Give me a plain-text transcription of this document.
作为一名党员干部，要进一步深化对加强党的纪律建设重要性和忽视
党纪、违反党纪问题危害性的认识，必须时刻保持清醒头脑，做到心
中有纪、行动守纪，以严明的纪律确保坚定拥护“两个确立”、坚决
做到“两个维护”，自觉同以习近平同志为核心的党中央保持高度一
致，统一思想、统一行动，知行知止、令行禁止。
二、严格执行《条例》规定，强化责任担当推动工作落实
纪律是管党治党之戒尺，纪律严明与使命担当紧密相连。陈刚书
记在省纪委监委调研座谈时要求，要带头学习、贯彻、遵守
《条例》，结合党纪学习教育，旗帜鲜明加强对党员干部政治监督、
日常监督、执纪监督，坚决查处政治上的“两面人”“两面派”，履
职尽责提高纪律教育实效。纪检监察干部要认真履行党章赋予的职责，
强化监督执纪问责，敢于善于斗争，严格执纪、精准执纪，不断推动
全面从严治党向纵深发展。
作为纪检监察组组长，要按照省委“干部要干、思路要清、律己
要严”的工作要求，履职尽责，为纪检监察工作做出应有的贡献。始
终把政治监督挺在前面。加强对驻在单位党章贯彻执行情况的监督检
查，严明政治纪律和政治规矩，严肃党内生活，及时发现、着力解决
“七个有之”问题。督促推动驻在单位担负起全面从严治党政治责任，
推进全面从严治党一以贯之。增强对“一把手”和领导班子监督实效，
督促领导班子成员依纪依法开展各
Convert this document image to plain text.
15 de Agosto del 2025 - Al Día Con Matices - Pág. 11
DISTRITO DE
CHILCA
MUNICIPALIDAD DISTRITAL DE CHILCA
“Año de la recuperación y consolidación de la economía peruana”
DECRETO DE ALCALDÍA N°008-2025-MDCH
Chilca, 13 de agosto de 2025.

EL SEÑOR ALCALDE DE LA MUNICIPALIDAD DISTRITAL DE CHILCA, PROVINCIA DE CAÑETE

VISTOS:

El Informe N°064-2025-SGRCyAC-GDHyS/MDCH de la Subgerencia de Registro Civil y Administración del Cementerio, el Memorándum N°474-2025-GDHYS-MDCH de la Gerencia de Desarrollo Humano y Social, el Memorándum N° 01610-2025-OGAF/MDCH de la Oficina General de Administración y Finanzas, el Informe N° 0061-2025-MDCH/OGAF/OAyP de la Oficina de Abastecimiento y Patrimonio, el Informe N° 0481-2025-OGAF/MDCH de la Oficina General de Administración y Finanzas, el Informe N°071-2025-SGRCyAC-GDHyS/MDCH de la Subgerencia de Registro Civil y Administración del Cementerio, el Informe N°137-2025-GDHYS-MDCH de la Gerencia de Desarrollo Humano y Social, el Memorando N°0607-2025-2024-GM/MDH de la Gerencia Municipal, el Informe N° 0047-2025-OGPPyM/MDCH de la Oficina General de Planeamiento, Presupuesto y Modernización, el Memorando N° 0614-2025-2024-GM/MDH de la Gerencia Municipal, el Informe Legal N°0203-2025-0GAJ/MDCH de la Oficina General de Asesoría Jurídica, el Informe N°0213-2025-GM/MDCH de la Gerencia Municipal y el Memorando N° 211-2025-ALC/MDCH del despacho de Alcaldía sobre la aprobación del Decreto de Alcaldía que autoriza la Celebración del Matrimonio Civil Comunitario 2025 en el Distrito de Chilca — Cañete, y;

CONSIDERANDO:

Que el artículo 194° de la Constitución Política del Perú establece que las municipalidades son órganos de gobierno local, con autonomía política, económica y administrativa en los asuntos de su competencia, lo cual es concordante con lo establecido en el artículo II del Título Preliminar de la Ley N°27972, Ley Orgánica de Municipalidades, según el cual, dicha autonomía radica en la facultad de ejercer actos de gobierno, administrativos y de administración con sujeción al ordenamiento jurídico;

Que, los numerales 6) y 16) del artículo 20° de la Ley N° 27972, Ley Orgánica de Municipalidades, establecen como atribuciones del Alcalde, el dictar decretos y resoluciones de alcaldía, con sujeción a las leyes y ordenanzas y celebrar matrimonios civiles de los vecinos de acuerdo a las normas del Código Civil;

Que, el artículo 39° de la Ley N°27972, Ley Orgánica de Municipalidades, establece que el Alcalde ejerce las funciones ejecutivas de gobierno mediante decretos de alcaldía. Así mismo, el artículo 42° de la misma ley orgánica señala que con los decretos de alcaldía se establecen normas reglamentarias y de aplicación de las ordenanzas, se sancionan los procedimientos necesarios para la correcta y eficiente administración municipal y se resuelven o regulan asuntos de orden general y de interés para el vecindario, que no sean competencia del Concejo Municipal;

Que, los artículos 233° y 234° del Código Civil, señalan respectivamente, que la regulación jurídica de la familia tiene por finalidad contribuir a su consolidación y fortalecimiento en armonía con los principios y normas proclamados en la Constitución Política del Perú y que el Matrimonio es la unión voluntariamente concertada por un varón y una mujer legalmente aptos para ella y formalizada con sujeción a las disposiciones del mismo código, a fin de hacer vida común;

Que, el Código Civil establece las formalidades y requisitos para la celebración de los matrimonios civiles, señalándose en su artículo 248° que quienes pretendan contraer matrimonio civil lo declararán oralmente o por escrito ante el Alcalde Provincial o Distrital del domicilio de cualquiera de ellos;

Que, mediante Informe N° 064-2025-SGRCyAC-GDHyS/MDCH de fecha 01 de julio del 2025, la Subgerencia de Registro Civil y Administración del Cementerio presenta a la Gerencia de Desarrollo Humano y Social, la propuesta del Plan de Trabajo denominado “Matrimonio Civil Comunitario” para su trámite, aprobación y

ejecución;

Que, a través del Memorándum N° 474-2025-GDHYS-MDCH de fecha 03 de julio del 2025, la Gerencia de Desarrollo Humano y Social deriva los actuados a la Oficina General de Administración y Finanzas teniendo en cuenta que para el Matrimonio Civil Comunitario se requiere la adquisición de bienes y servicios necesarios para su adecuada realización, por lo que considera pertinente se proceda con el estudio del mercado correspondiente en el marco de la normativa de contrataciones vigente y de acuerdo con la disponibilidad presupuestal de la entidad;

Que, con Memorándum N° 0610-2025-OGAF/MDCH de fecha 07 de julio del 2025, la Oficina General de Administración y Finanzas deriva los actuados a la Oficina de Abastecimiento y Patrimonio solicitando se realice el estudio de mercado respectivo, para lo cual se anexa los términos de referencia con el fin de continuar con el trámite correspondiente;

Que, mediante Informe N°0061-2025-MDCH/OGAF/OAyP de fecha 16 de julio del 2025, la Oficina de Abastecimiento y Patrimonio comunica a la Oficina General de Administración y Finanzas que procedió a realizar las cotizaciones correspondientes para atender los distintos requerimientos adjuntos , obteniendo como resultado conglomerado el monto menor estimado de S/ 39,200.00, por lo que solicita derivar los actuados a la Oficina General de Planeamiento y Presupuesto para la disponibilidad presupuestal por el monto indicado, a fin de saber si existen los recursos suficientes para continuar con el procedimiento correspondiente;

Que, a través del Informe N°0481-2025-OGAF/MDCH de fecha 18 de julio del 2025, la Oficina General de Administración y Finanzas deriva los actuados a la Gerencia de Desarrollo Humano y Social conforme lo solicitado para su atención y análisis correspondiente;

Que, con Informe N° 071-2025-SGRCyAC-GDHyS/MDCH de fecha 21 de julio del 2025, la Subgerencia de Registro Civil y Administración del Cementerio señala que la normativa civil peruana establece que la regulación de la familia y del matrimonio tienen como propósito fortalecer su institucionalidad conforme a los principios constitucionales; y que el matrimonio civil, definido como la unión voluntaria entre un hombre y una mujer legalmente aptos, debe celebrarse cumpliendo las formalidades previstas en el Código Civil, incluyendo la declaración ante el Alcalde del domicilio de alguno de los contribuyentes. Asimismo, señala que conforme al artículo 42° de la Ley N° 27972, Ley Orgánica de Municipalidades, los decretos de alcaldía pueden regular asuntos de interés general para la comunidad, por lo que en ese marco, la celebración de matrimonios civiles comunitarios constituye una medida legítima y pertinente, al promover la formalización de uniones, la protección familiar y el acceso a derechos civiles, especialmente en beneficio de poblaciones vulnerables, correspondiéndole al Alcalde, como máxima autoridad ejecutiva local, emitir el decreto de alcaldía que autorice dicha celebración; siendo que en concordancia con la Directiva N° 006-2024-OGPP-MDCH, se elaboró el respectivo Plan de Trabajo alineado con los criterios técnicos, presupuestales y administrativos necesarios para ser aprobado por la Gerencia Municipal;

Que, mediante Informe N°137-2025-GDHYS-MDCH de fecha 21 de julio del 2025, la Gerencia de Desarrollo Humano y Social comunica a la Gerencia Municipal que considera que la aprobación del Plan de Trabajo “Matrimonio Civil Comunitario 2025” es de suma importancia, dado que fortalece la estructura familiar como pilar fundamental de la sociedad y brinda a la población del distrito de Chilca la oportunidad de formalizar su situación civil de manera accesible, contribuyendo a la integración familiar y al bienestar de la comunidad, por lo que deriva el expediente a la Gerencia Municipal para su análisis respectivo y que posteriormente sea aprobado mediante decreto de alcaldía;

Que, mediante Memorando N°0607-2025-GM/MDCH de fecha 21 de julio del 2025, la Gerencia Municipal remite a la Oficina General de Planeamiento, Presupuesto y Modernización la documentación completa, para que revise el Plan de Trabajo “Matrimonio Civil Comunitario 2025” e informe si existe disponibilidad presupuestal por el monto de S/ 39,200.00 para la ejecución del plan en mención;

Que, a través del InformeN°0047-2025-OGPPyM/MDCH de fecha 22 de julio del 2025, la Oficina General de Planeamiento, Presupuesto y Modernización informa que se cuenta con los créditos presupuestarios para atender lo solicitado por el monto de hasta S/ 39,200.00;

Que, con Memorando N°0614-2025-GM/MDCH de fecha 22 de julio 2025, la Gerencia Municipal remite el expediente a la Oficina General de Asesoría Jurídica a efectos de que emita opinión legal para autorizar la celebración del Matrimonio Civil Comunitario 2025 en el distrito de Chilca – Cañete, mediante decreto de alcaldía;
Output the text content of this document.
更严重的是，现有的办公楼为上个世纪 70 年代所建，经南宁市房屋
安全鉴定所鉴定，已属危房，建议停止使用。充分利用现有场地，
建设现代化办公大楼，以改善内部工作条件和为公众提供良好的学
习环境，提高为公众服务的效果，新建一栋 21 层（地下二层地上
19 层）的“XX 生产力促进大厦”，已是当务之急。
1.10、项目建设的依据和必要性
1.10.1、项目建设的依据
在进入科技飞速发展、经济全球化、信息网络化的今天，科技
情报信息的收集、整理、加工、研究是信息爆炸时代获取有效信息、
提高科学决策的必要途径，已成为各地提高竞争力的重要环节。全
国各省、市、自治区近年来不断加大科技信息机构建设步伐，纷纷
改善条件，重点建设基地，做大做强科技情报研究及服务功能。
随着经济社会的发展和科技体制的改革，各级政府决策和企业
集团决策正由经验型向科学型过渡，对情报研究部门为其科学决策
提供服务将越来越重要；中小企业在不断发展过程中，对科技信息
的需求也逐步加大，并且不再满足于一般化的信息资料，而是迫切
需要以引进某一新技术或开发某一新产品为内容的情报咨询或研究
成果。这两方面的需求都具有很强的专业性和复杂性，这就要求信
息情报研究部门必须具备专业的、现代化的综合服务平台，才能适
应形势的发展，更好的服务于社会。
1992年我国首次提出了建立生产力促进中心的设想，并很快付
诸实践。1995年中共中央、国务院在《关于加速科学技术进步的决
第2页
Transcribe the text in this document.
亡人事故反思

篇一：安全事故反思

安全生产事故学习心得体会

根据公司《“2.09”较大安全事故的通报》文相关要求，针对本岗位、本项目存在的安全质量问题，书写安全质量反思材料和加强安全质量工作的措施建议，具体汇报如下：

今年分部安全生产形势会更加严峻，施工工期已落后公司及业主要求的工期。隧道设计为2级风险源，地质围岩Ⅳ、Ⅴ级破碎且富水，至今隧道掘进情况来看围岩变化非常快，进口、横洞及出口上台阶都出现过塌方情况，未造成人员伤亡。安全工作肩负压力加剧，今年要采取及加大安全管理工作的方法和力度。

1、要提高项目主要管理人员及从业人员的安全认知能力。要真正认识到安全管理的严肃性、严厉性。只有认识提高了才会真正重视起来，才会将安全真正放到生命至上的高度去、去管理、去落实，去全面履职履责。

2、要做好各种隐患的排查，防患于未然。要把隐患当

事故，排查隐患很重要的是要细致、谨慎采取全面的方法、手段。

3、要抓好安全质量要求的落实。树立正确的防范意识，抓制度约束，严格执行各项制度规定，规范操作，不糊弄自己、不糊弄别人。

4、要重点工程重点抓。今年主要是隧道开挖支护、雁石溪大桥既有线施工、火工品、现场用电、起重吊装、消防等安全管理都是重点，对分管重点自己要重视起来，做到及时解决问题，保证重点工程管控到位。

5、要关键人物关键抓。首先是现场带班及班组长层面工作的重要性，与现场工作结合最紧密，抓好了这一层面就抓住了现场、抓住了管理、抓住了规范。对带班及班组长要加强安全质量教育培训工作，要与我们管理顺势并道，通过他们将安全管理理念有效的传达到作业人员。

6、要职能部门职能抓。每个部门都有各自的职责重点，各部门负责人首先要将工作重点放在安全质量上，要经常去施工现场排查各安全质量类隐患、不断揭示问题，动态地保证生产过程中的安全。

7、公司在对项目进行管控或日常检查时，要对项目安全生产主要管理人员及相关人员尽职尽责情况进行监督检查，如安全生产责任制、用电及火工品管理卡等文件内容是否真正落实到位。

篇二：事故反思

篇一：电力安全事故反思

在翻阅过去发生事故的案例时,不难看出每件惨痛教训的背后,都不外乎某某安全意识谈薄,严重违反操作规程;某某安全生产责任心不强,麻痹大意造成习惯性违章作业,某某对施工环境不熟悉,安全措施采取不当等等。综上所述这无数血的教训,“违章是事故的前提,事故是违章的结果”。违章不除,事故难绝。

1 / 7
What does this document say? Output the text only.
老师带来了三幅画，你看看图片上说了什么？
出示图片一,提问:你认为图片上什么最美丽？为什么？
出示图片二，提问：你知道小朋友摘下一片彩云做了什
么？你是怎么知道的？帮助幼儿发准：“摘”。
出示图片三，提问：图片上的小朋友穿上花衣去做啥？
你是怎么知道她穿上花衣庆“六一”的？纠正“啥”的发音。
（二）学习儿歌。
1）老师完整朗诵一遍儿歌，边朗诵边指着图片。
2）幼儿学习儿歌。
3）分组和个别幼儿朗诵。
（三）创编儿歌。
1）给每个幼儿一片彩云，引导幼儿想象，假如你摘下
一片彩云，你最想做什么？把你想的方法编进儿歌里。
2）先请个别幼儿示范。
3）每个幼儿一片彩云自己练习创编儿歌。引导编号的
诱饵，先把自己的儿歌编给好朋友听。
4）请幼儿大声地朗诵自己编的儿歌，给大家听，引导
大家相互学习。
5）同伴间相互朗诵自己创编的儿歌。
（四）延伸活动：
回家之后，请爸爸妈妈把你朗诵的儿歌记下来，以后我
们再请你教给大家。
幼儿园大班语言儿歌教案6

Aim → Read the lines above. Gather those in which the string "consolidación" is found.

Exercise output →
“Año de la recuperación y consolidación de la economía peruana”
Que, los artículos 233° y 234° del Código Civil, señalan respectivamente, que la regulación jurídica de la familia tiene por finalidad contribuir a su consolidación y fortalecimiento en armonía con los principios y normas proclamados en la Constitución Política del Perú y que el Matrimonio es la unión voluntariamente concertada por un varón y una mujer legalmente aptos para ella y formalizada con sujeción a las disposiciones del mismo código, a fin de hacer vida común;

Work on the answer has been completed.